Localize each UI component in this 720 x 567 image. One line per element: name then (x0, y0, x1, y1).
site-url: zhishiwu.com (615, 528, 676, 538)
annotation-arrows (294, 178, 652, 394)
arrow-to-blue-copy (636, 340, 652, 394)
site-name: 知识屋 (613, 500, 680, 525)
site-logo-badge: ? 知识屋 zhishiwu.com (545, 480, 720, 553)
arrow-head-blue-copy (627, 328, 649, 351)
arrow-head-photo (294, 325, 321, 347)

* * *

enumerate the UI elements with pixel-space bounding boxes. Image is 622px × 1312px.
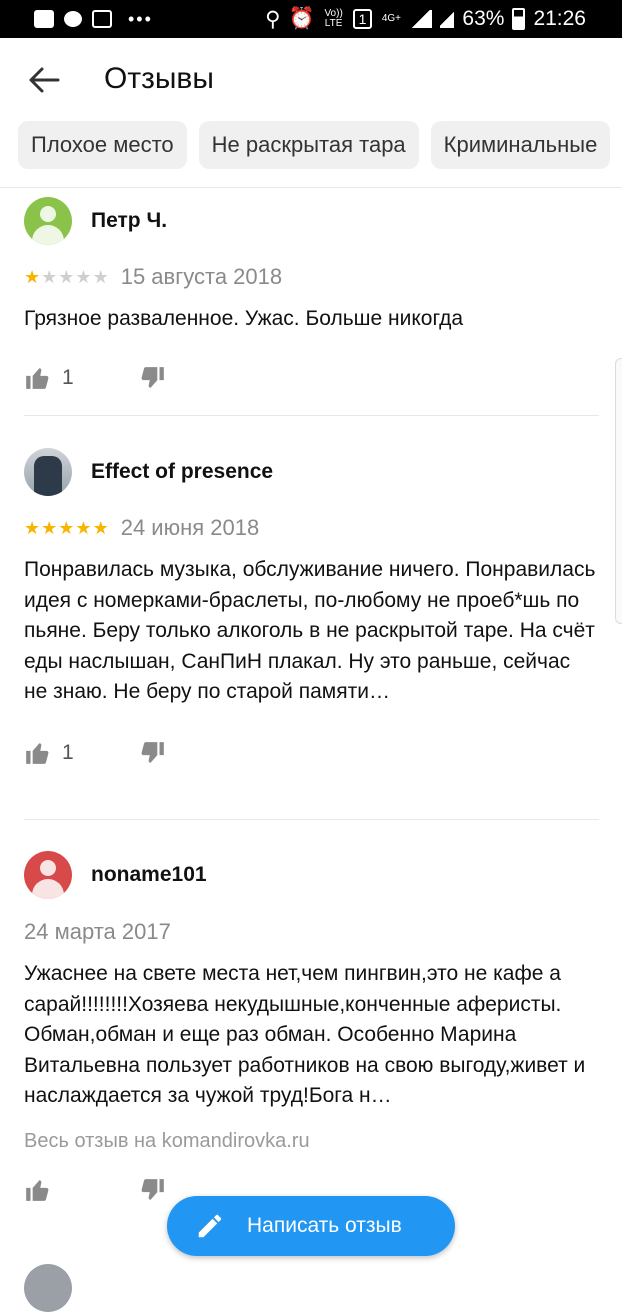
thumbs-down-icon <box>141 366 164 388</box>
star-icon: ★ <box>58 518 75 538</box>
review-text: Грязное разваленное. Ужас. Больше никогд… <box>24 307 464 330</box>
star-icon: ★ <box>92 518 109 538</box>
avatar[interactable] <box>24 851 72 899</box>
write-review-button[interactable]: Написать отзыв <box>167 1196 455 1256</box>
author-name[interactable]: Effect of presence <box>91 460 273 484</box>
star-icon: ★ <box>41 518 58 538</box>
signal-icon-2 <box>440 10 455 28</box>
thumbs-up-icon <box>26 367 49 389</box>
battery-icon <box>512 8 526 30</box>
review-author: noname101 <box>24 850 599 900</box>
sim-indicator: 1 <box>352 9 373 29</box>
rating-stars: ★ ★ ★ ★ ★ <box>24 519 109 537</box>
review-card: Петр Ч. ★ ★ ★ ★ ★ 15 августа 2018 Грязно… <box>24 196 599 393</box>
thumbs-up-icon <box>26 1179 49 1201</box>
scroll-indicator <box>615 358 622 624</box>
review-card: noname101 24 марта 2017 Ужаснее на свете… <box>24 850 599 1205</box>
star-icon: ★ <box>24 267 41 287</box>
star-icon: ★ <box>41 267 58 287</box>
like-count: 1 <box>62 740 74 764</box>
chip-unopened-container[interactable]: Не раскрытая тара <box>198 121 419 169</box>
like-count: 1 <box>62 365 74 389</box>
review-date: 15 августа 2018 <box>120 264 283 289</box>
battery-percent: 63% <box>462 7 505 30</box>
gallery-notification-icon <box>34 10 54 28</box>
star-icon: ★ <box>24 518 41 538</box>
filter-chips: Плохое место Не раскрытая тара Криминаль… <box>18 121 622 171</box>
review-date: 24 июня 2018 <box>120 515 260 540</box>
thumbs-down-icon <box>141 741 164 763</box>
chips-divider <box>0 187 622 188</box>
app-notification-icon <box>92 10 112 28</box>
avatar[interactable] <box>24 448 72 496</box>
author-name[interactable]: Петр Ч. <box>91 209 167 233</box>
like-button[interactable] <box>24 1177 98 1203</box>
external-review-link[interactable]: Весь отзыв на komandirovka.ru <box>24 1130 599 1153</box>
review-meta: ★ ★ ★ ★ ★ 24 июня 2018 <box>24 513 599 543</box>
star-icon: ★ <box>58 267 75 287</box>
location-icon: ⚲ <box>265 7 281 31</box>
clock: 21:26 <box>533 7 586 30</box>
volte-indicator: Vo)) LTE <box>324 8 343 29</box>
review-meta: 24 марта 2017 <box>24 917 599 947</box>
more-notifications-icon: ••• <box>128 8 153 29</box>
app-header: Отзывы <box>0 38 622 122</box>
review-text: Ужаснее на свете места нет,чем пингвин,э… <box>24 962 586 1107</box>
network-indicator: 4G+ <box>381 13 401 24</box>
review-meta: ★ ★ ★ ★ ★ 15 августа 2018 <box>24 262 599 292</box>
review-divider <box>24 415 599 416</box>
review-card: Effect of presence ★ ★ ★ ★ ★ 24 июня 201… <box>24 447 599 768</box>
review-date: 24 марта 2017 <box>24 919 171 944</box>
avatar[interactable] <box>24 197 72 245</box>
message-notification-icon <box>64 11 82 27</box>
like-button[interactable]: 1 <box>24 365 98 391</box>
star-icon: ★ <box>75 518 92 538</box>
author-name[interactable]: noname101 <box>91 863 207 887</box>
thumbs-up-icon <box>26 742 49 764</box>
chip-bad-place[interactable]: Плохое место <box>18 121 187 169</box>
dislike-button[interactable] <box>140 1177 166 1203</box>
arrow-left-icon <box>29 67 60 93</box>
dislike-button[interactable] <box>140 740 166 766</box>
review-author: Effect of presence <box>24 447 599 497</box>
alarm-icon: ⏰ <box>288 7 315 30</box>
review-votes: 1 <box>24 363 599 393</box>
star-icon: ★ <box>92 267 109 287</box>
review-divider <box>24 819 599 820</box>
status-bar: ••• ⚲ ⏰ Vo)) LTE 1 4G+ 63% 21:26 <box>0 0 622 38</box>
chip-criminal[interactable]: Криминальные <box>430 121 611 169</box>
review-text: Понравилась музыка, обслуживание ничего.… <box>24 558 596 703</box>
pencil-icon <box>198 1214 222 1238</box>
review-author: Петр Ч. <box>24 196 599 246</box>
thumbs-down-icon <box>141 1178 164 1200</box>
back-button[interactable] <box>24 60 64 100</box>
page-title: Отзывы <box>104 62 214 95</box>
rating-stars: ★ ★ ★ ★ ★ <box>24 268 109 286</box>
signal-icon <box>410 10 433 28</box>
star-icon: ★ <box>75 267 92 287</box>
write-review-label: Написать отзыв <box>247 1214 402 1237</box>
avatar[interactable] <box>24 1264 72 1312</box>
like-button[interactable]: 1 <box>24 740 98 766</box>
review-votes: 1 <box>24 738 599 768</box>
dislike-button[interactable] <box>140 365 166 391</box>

---

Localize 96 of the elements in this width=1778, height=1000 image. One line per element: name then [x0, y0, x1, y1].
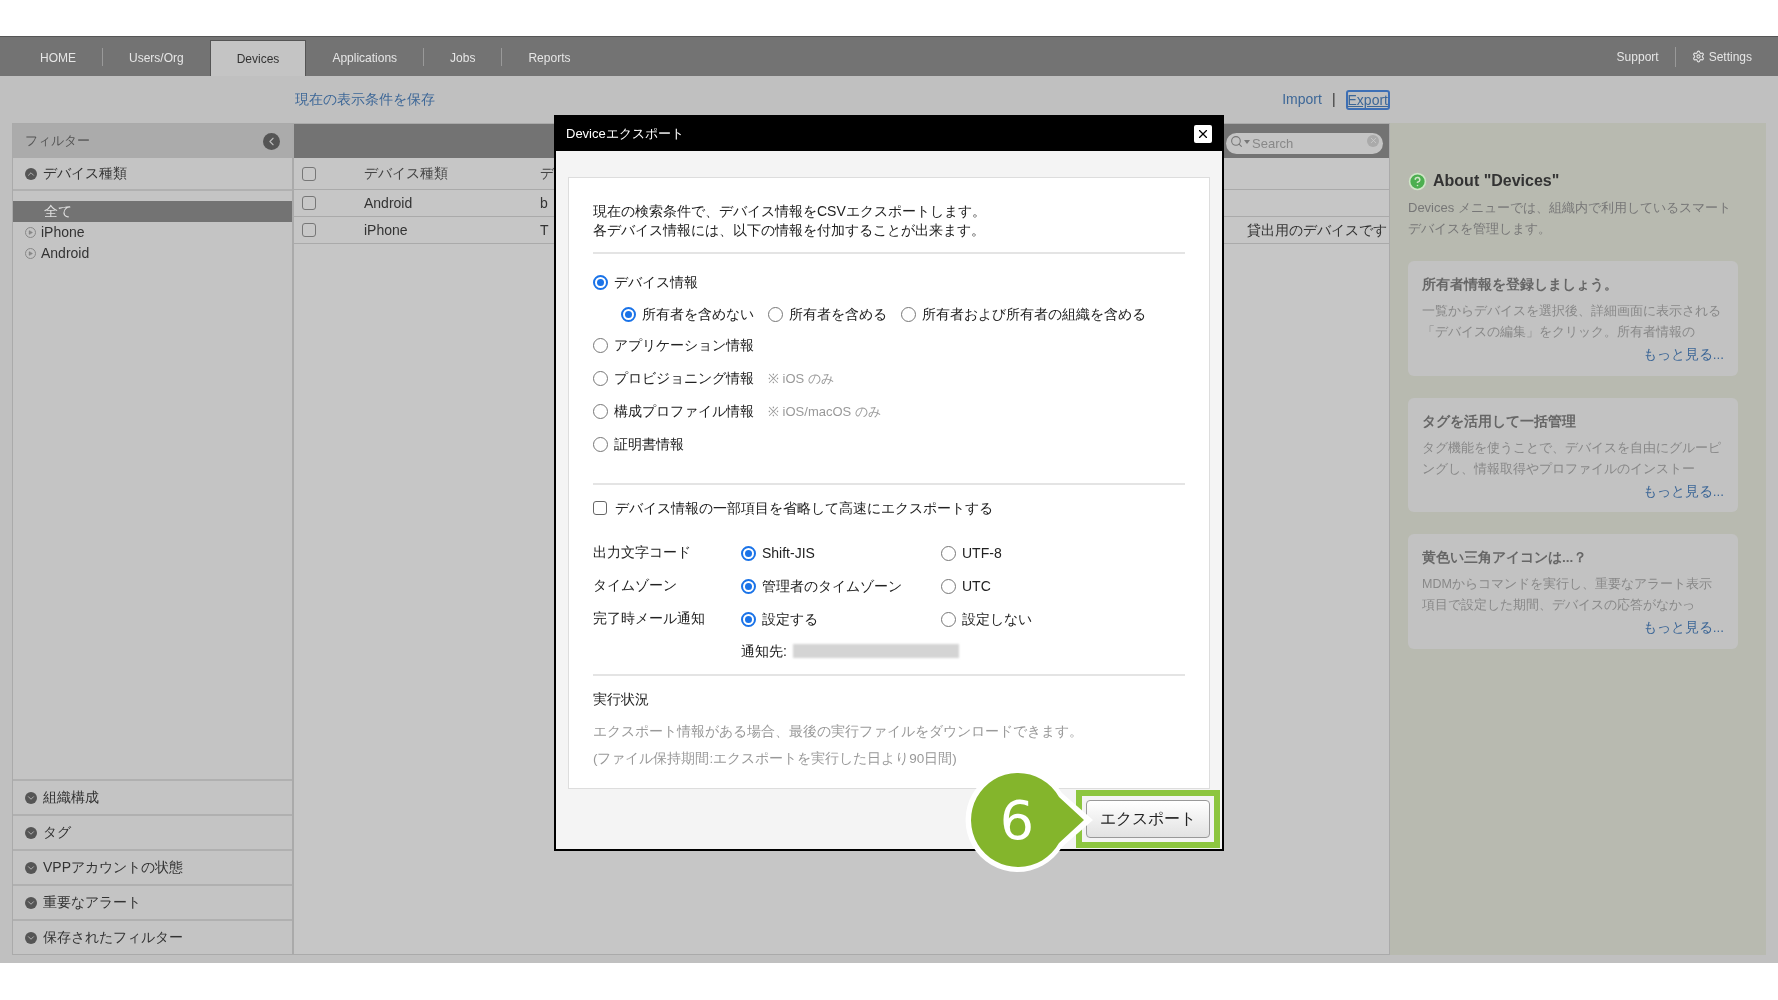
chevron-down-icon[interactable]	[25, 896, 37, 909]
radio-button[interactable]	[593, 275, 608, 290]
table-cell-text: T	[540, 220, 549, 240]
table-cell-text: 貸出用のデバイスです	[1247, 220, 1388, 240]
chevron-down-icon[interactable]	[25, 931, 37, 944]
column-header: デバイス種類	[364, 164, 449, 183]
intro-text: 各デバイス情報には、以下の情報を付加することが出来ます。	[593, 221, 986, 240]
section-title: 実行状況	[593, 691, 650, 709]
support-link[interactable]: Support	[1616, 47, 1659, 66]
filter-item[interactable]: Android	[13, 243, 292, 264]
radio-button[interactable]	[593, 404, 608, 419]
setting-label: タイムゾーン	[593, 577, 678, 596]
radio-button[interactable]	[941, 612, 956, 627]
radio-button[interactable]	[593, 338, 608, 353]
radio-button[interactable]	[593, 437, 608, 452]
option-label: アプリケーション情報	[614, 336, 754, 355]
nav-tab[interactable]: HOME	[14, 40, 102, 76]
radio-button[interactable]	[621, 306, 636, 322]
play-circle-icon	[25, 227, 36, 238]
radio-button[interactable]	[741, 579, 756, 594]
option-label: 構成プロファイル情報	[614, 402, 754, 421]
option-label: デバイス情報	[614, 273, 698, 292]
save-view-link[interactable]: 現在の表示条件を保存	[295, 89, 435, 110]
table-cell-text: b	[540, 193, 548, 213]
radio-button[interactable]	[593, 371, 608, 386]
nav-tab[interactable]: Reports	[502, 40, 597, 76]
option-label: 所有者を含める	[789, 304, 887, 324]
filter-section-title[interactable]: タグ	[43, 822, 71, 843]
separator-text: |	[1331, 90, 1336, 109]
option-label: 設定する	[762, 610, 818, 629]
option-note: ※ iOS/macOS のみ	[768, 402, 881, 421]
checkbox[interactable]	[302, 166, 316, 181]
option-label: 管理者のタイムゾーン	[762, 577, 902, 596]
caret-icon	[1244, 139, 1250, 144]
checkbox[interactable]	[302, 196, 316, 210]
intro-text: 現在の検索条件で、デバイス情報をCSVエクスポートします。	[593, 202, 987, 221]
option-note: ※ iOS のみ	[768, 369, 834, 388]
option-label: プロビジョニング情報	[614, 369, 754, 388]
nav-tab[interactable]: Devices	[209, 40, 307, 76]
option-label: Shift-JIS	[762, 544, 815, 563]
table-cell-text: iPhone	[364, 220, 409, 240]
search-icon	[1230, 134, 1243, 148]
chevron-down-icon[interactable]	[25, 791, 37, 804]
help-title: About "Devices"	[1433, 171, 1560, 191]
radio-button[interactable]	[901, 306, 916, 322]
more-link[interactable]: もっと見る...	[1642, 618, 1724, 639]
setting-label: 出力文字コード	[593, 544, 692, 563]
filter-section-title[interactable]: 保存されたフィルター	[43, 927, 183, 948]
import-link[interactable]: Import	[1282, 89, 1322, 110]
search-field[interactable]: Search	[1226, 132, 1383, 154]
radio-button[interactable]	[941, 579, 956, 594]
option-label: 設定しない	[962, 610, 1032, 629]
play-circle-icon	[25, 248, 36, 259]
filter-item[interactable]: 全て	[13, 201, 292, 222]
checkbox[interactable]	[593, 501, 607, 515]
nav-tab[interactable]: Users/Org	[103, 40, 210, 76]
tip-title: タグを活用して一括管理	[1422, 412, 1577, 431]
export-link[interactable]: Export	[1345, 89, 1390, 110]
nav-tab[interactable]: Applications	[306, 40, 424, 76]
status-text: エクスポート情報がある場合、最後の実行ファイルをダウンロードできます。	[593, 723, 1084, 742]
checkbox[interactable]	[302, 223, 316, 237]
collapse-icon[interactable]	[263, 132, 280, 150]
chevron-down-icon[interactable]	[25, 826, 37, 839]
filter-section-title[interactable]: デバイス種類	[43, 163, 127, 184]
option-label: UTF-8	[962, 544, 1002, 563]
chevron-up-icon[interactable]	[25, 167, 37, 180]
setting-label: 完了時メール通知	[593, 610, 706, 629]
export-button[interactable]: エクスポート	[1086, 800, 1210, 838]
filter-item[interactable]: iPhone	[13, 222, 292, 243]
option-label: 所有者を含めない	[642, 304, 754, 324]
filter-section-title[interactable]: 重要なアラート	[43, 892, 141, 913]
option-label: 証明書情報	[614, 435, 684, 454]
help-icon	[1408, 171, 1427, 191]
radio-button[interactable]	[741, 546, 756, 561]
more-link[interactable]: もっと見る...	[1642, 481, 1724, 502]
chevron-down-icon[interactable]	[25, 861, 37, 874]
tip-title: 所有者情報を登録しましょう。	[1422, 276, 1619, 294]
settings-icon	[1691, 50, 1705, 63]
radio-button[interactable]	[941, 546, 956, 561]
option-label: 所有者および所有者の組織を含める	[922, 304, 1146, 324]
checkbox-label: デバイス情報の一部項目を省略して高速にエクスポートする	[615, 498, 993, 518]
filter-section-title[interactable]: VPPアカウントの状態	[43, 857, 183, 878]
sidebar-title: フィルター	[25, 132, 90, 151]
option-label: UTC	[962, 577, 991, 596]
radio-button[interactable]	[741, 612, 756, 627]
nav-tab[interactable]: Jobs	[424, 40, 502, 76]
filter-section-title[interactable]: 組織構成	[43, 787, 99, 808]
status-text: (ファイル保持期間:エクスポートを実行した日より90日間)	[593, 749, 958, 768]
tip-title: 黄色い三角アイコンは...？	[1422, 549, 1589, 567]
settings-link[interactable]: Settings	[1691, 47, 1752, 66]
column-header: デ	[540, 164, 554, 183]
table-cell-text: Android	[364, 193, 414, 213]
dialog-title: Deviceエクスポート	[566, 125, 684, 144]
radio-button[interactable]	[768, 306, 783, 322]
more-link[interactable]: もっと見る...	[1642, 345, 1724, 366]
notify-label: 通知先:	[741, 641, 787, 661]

» **To be done**:
Quote the records word for word from the line with "enumerate the UI" up to and including the line with "avatar[interactable] <box>24 851 72 899</box>". Leave the pictures out of your answer.

» **Output**:
enumerate the UI elements with pixel-space bounding boxes. Image is 622px × 1312px.
thumbs-down-icon <box>141 366 164 388</box>
star-icon: ★ <box>58 518 75 538</box>
review-text: Грязное разваленное. Ужас. Больше никогд… <box>24 307 464 330</box>
star-icon: ★ <box>92 518 109 538</box>
avatar[interactable] <box>24 851 72 899</box>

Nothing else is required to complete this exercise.